## Entries
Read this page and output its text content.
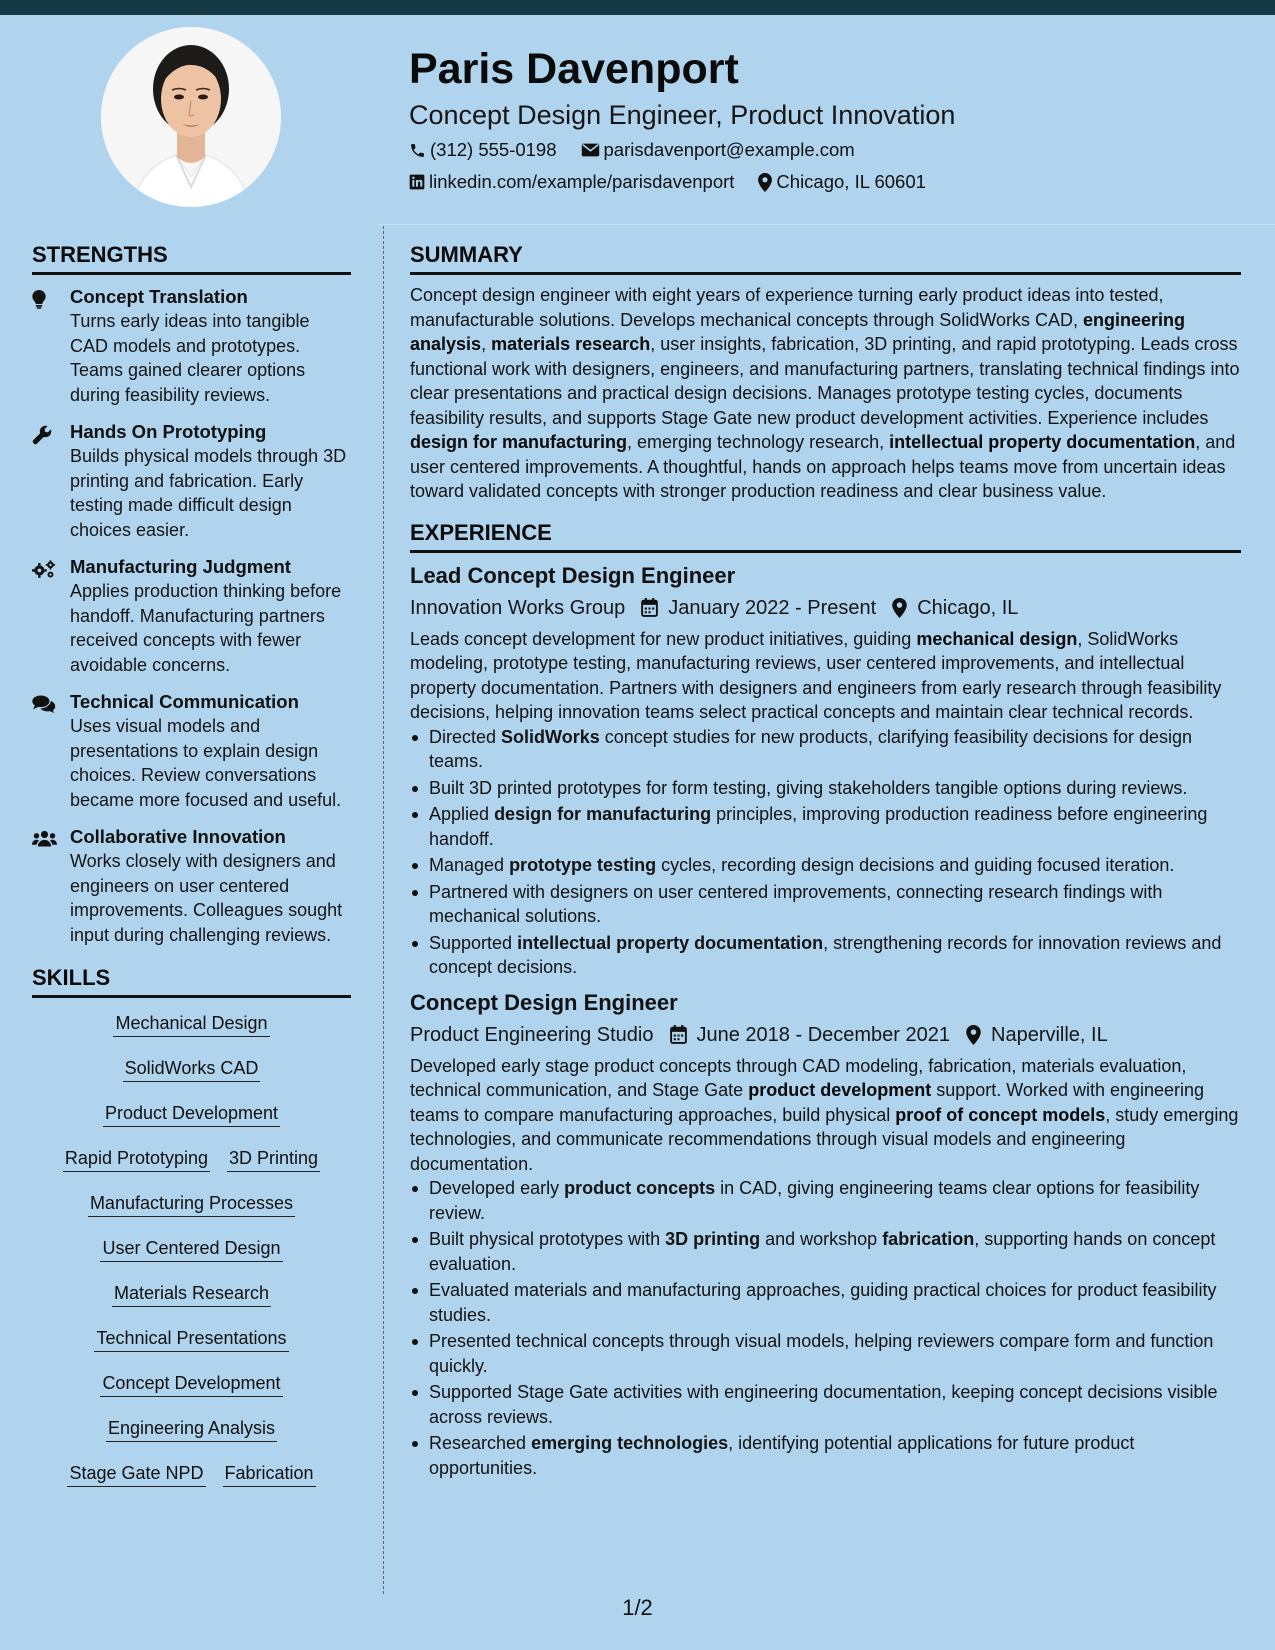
Paris Davenport
Concept Design Engineer, Product Innovation
(312) 555-0198	parisdavenport@example.com
linkedin.com/example/parisdavenport Chicago, IL 60601
STRENGTHS
Concept Translation
Turns early ideas into tangible CAD models and prototypes. Teams gained clearer options during feasibility reviews.
Hands On Prototyping
Builds physical models through 3D printing and fabrication. Early testing made difficult design choices easier.
Manufacturing Judgment
Applies production thinking before handoff. Manufacturing partners received concepts with fewer avoidable concerns.
Technical Communication
Uses visual models and presentations to explain design choices. Review conversations became more focused and useful.
Collaborative Innovation
Works closely with designers and engineers on user centered improvements. Colleagues sought input during challenging reviews.
SKILLS
Mechanical Design
SolidWorks CAD
Product Development
Rapid Prototyping 3D Printing
Manufacturing Processes
User Centered Design
Materials Research
Technical Presentations
Concept Development
Engineering Analysis
Stage Gate NPD Fabrication
SUMMARY
Concept design engineer with eight years of experience turning early product ideas into tested, manufacturable solutions. Develops mechanical concepts through SolidWorks CAD, engineering analysis, materials research, user insights, fabrication, 3D printing, and rapid prototyping. Leads cross functional work with designers, engineers, and manufacturing partners, translating technical findings into clear presentations and practical design decisions. Manages prototype testing cycles, documents feasibility results, and supports Stage Gate new product development activities. Experience includes design for manufacturing, emerging technology research, intellectual property documentation, and user centered improvements. A thoughtful, hands on approach helps teams move from uncertain ideas toward validated concepts with stronger production readiness and clear business value.
EXPERIENCE
Lead Concept Design Engineer
Innovation Works Group January 2022 - Present Chicago, IL
Leads concept development for new product initiatives, guiding mechanical design, SolidWorks modeling, prototype testing, manufacturing reviews, user centered improvements, and intellectual property documentation. Partners with designers and engineers from early research through feasibility decisions, helping innovation teams select practical concepts and maintain clear technical records.
Directed SolidWorks concept studies for new products, clarifying feasibility decisions for design teams.
Built 3D printed prototypes for form testing, giving stakeholders tangible options during reviews.
Applied design for manufacturing principles, improving production readiness before engineering handoff.
Managed prototype testing cycles, recording design decisions and guiding focused iteration.
Partnered with designers on user centered improvements, connecting research findings with mechanical solutions.
Supported intellectual property documentation, strengthening records for innovation reviews and concept decisions.
Concept Design Engineer
Product Engineering Studio June 2018 - December 2021 Naperville, IL
Developed early stage product concepts through CAD modeling, fabrication, materials evaluation, technical communication, and Stage Gate product development support. Worked with engineering teams to compare manufacturing approaches, build physical proof of concept models, study emerging technologies, and communicate recommendations through visual models and engineering documentation.
Developed early product concepts in CAD, giving engineering teams clear options for feasibility review.
Built physical prototypes with 3D printing and workshop fabrication, supporting hands on concept evaluation.
Evaluated materials and manufacturing approaches, guiding practical choices for product feasibility studies.
Presented technical concepts through visual models, helping reviewers compare form and function quickly.
Supported Stage Gate activities with engineering documentation, keeping concept decisions visible across reviews.
Researched emerging technologies, identifying potential applications for future product opportunities.
1/2
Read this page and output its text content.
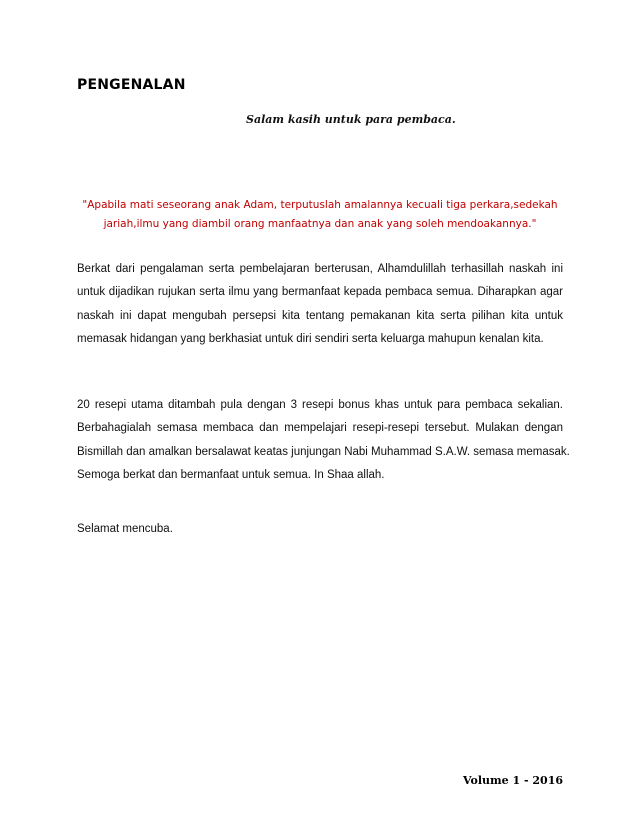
PENGENALAN
Salam kasih untuk para pembaca.
"Apabila mati seseorang anak Adam, terputuslah amalannya kecuali tiga perkara,sedekah
jariah,ilmu yang diambil orang manfaatnya dan anak yang soleh mendoakannya."
Berkat dari pengalaman serta pembelajaran berterusan, Alhamdulillah terhasillah naskah ini
untuk dijadikan rujukan serta ilmu yang bermanfaat kepada pembaca semua. Diharapkan agar
naskah ini dapat mengubah persepsi kita tentang pemakanan kita serta pilihan kita untuk
memasak hidangan yang berkhasiat untuk diri sendiri serta keluarga mahupun kenalan kita.
20 resepi utama ditambah pula dengan 3 resepi bonus khas untuk para pembaca sekalian.
Berbahagialah semasa membaca dan mempelajari resepi-resepi tersebut. Mulakan dengan
Bismillah dan amalkan bersalawat keatas junjungan Nabi Muhammad S.A.W. semasa memasak.
Semoga berkat dan bermanfaat untuk semua. In Shaa allah.
Selamat mencuba.
Volume 1 - 2016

## Given instruction
Transcribe each entry precisely as given, leaving the pictures out.

## Answer to this exercise
Read this page and output its text content.
Paris Davenport
Concept Design Engineer, Product Innovation
(312) 555-0198	parisdavenport@example.com
linkedin.com/example/parisdavenport Chicago, IL 60601
STRENGTHS
Concept Translation
Turns early ideas into tangible CAD models and prototypes. Teams gained clearer options during feasibility reviews.
Hands On Prototyping
Builds physical models through 3D printing and fabrication. Early testing made difficult design choices easier.
Manufacturing Judgment
Applies production thinking before handoff. Manufacturing partners received concepts with fewer avoidable concerns.
Technical Communication
Uses visual models and presentations to explain design choices. Review conversations became more focused and useful.
Collaborative Innovation
Works closely with designers and engineers on user centered improvements. Colleagues sought input during challenging reviews.
SKILLS
Mechanical Design
SolidWorks CAD
Product Development
Rapid Prototyping 3D Printing
Manufacturing Processes
User Centered Design
Materials Research
Technical Presentations
Concept Development
Engineering Analysis
Stage Gate NPD Fabrication
SUMMARY
Concept design engineer with eight years of experience turning early product ideas into tested, manufacturable solutions. Develops mechanical concepts through SolidWorks CAD, engineering analysis, materials research, user insights, fabrication, 3D printing, and rapid prototyping. Leads cross functional work with designers, engineers, and manufacturing partners, translating technical findings into clear presentations and practical design decisions. Manages prototype testing cycles, documents feasibility results, and supports Stage Gate new product development activities. Experience includes design for manufacturing, emerging technology research, intellectual property documentation, and user centered improvements. A thoughtful, hands on approach helps teams move from uncertain ideas toward validated concepts with stronger production readiness and clear business value.
EXPERIENCE
Lead Concept Design Engineer
Innovation Works Group January 2022 - Present Chicago, IL
Leads concept development for new product initiatives, guiding mechanical design, SolidWorks modeling, prototype testing, manufacturing reviews, user centered improvements, and intellectual property documentation. Partners with designers and engineers from early research through feasibility decisions, helping innovation teams select practical concepts and maintain clear technical records.
Directed SolidWorks concept studies for new products, clarifying feasibility decisions for design teams.
Built 3D printed prototypes for form testing, giving stakeholders tangible options during reviews.
Applied design for manufacturing principles, improving production readiness before engineering handoff.
Managed prototype testing cycles, recording design decisions and guiding focused iteration.
Partnered with designers on user centered improvements, connecting research findings with mechanical solutions.
Supported intellectual property documentation, strengthening records for innovation reviews and concept decisions.
Concept Design Engineer
Product Engineering Studio June 2018 - December 2021 Naperville, IL
Developed early stage product concepts through CAD modeling, fabrication, materials evaluation, technical communication, and Stage Gate product development support. Worked with engineering teams to compare manufacturing approaches, build physical proof of concept models, study emerging technologies, and communicate recommendations through visual models and engineering documentation.
Developed early product concepts in CAD, giving engineering teams clear options for feasibility review.
Built physical prototypes with 3D printing and workshop fabrication, supporting hands on concept evaluation.
Evaluated materials and manufacturing approaches, guiding practical choices for product feasibility studies.
Presented technical concepts through visual models, helping reviewers compare form and function quickly.
Supported Stage Gate activities with engineering documentation, keeping concept decisions visible across reviews.
Researched emerging technologies, identifying potential applications for future product opportunities.
1/2
Read this page and output its text content.
PENGENALAN
Salam kasih untuk para pembaca.
"Apabila mati seseorang anak Adam, terputuslah amalannya kecuali tiga perkara,sedekah
jariah,ilmu yang diambil orang manfaatnya dan anak yang soleh mendoakannya."
Berkat dari pengalaman serta pembelajaran berterusan, Alhamdulillah terhasillah naskah ini
untuk dijadikan rujukan serta ilmu yang bermanfaat kepada pembaca semua. Diharapkan agar
naskah ini dapat mengubah persepsi kita tentang pemakanan kita serta pilihan kita untuk
memasak hidangan yang berkhasiat untuk diri sendiri serta keluarga mahupun kenalan kita.
20 resepi utama ditambah pula dengan 3 resepi bonus khas untuk para pembaca sekalian.
Berbahagialah semasa membaca dan mempelajari resepi-resepi tersebut. Mulakan dengan
Bismillah dan amalkan bersalawat keatas junjungan Nabi Muhammad S.A.W. semasa memasak.
Semoga berkat dan bermanfaat untuk semua. In Shaa allah.
Selamat mencuba.
Volume 1 - 2016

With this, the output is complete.